What the task requires. Give all of the lines again exactly as they read.

Exercise data.

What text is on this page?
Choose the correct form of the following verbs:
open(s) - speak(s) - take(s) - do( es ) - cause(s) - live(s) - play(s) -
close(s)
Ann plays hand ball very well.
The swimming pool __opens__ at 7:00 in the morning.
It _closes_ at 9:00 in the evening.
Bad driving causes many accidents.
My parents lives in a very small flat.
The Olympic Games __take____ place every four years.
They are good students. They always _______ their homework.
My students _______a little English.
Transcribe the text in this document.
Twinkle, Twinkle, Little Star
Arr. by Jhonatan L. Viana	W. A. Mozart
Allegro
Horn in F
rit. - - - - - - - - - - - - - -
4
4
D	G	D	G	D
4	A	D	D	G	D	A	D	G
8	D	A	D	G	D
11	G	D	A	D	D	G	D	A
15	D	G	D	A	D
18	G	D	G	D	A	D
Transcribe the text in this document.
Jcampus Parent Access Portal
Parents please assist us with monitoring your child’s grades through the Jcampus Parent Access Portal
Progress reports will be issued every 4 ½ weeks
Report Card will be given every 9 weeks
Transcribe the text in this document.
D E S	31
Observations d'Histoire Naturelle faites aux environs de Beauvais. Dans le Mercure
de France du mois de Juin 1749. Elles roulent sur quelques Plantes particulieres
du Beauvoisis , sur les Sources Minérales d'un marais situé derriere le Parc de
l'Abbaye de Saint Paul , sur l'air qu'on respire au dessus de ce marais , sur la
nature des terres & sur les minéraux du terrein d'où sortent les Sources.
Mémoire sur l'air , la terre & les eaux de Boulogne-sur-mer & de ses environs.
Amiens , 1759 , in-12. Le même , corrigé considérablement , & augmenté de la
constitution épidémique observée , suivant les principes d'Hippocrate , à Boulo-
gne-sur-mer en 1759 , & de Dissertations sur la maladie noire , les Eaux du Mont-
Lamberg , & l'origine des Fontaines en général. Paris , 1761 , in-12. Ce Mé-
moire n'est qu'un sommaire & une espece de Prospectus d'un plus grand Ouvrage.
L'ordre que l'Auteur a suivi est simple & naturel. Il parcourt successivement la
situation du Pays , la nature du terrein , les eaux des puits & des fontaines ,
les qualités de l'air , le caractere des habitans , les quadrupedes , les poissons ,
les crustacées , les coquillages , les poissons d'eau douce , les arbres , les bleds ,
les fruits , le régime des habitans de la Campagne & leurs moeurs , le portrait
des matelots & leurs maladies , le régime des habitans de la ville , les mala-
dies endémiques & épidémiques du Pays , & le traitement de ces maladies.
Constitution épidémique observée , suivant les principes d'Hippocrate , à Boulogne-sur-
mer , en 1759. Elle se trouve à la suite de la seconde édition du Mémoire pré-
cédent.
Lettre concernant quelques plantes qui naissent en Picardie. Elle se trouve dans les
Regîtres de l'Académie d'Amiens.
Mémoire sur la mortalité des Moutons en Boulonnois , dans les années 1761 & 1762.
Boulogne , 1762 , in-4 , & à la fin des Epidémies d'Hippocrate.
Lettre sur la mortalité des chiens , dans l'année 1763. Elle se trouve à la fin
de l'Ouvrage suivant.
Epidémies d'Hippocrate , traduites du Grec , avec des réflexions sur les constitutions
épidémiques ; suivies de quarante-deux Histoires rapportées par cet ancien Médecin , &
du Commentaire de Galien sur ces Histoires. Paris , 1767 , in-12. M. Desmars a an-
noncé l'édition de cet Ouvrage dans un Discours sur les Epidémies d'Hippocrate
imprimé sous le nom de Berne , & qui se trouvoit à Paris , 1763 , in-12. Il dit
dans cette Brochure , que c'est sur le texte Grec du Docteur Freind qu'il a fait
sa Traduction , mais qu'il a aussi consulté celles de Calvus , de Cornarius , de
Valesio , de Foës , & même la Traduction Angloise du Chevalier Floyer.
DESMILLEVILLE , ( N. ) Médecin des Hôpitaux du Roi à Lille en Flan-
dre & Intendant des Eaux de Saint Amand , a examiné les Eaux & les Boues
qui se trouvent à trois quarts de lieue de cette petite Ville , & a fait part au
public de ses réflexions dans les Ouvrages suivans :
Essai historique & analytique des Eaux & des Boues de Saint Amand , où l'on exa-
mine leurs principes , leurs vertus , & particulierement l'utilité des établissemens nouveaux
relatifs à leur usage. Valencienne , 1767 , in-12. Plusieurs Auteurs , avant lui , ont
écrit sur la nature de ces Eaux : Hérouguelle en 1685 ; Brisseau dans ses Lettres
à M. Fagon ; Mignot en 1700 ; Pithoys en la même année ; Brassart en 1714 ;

Exercise solution.
What text is on this page?
Choose the correct form of the following verbs:
open(s) - speak(s) - take(s) - do( es ) - cause(s) - live(s) - play(s) -
close(s)
Ann plays hand ball very well.
The swimming pool __opens__ at 7:00 in the morning.
It _closes_ at 9:00 in the evening.
Bad driving causes many accidents.
My parents lives in a very small flat.
The Olympic Games __take____ place every four years.
They are good students. They always _______ their homework.
My students _______a little English.
Transcribe the text in this document.
Twinkle, Twinkle, Little Star
Arr. by Jhonatan L. Viana	W. A. Mozart
Allegro
Horn in F
rit. - - - - - - - - - - - - - -
4
4
D	G	D	G	D
4	A	D	D	G	D	A	D	G
8	D	A	D	G	D
11	G	D	A	D	D	G	D	A
15	D	G	D	A	D
18	G	D	G	D	A	D
Transcribe the text in this document.
Jcampus Parent Access Portal
Parents please assist us with monitoring your child’s grades through the Jcampus Parent Access Portal
Progress reports will be issued every 4 ½ weeks
Report Card will be given every 9 weeks
Transcribe the text in this document.
D E S	31
Observations d'Histoire Naturelle faites aux environs de Beauvais. Dans le Mercure
de France du mois de Juin 1749. Elles roulent sur quelques Plantes particulieres
du Beauvoisis , sur les Sources Minérales d'un marais situé derriere le Parc de
l'Abbaye de Saint Paul , sur l'air qu'on respire au dessus de ce marais , sur la
nature des terres & sur les minéraux du terrein d'où sortent les Sources.
Mémoire sur l'air , la terre & les eaux de Boulogne-sur-mer & de ses environs.
Amiens , 1759 , in-12. Le même , corrigé considérablement , & augmenté de la
constitution épidémique observée , suivant les principes d'Hippocrate , à Boulo-
gne-sur-mer en 1759 , & de Dissertations sur la maladie noire , les Eaux du Mont-
Lamberg , & l'origine des Fontaines en général. Paris , 1761 , in-12. Ce Mé-
moire n'est qu'un sommaire & une espece de Prospectus d'un plus grand Ouvrage.
L'ordre que l'Auteur a suivi est simple & naturel. Il parcourt successivement la
situation du Pays , la nature du terrein , les eaux des puits & des fontaines ,
les qualités de l'air , le caractere des habitans , les quadrupedes , les poissons ,
les crustacées , les coquillages , les poissons d'eau douce , les arbres , les bleds ,
les fruits , le régime des habitans de la Campagne & leurs moeurs , le portrait
des matelots & leurs maladies , le régime des habitans de la ville , les mala-
dies endémiques & épidémiques du Pays , & le traitement de ces maladies.
Constitution épidémique observée , suivant les principes d'Hippocrate , à Boulogne-sur-
mer , en 1759. Elle se trouve à la suite de la seconde édition du Mémoire pré-
cédent.
Lettre concernant quelques plantes qui naissent en Picardie. Elle se trouve dans les
Regîtres de l'Académie d'Amiens.
Mémoire sur la mortalité des Moutons en Boulonnois , dans les années 1761 & 1762.
Boulogne , 1762 , in-4 , & à la fin des Epidémies d'Hippocrate.
Lettre sur la mortalité des chiens , dans l'année 1763. Elle se trouve à la fin
de l'Ouvrage suivant.
Epidémies d'Hippocrate , traduites du Grec , avec des réflexions sur les constitutions
épidémiques ; suivies de quarante-deux Histoires rapportées par cet ancien Médecin , &
du Commentaire de Galien sur ces Histoires. Paris , 1767 , in-12. M. Desmars a an-
noncé l'édition de cet Ouvrage dans un Discours sur les Epidémies d'Hippocrate
imprimé sous le nom de Berne , & qui se trouvoit à Paris , 1763 , in-12. Il dit
dans cette Brochure , que c'est sur le texte Grec du Docteur Freind qu'il a fait
sa Traduction , mais qu'il a aussi consulté celles de Calvus , de Cornarius , de
Valesio , de Foës , & même la Traduction Angloise du Chevalier Floyer.
DESMILLEVILLE , ( N. ) Médecin des Hôpitaux du Roi à Lille en Flan-
dre & Intendant des Eaux de Saint Amand , a examiné les Eaux & les Boues
qui se trouvent à trois quarts de lieue de cette petite Ville , & a fait part au
public de ses réflexions dans les Ouvrages suivans :
Essai historique & analytique des Eaux & des Boues de Saint Amand , où l'on exa-
mine leurs principes , leurs vertus , & particulierement l'utilité des établissemens nouveaux
relatifs à leur usage. Valencienne , 1767 , in-12. Plusieurs Auteurs , avant lui , ont
écrit sur la nature de ces Eaux : Hérouguelle en 1685 ; Brisseau dans ses Lettres
à M. Fagon ; Mignot en 1700 ; Pithoys en la même année ; Brassart en 1714 ;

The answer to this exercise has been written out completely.